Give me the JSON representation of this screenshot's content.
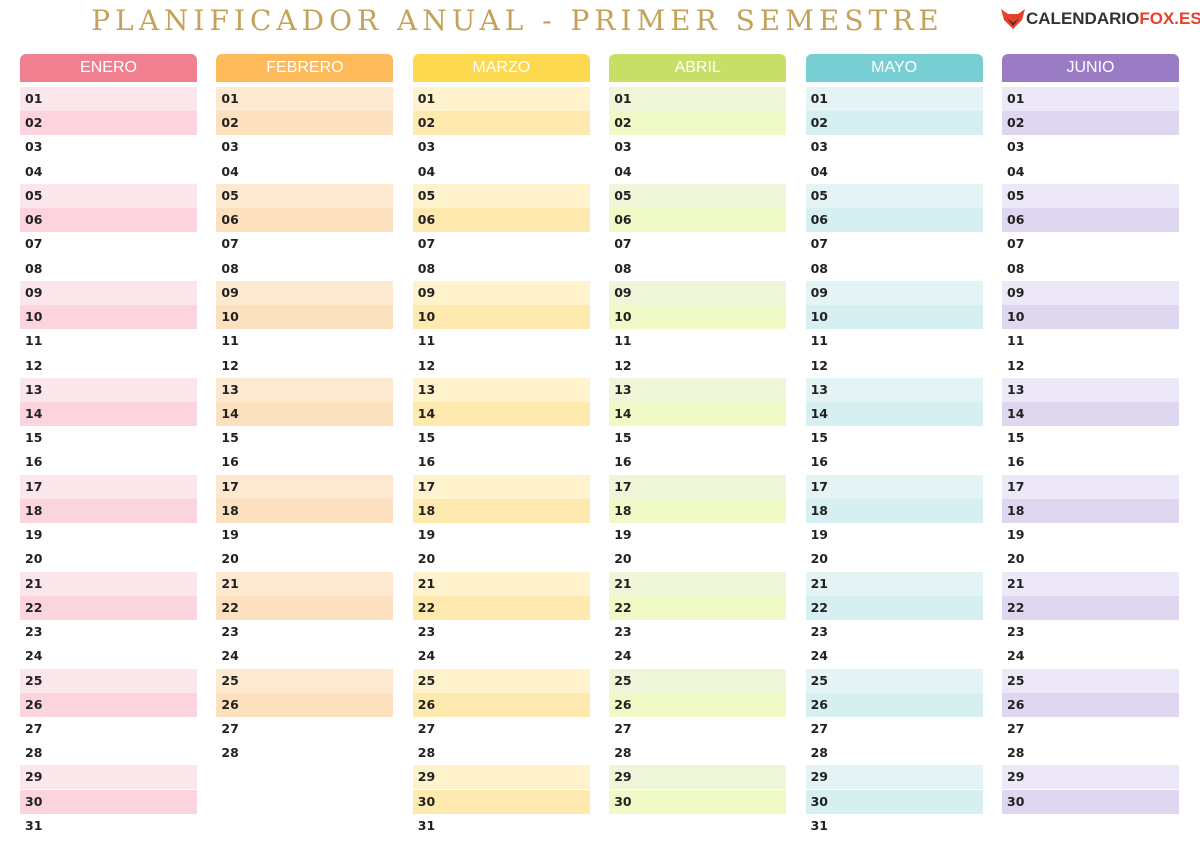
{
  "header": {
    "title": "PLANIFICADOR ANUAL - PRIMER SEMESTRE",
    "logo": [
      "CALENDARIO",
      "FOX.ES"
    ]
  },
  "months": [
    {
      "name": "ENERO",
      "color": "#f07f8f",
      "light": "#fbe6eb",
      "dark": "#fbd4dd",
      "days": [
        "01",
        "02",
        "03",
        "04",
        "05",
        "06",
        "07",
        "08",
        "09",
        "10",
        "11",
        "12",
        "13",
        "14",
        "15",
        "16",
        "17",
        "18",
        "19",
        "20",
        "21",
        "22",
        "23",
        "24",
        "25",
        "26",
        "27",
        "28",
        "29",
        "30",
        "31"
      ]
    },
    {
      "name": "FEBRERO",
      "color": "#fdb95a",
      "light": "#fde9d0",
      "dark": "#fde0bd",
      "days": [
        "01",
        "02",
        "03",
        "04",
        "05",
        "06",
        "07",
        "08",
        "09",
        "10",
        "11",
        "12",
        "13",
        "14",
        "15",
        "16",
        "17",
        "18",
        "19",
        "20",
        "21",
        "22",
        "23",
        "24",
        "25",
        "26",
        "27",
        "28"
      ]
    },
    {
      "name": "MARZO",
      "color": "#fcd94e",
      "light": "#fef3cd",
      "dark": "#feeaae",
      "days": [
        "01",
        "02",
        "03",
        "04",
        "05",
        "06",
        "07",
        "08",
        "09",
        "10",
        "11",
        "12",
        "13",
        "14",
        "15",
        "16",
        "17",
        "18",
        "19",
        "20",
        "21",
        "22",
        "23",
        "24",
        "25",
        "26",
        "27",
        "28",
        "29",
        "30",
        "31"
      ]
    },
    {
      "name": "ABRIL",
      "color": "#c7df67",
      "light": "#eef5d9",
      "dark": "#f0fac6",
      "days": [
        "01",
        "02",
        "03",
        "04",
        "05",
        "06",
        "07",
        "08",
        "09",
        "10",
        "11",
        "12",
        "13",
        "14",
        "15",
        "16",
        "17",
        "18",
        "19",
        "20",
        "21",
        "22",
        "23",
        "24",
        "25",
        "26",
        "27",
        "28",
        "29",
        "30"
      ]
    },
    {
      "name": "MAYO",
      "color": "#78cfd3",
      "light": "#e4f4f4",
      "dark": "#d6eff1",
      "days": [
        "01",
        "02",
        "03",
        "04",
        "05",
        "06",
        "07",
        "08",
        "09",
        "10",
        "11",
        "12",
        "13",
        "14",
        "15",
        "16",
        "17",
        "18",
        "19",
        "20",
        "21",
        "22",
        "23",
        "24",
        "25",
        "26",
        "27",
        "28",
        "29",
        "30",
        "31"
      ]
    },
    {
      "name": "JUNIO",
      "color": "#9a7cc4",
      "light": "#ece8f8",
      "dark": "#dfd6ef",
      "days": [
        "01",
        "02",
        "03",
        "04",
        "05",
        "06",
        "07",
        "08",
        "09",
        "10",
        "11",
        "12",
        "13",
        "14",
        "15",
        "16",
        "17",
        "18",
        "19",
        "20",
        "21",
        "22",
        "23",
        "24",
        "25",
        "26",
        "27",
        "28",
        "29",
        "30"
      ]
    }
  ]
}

__________

JOB = State the number of lines in the records that contain the string "dark", and nothing more.

RESULT OF THIS TASK = 6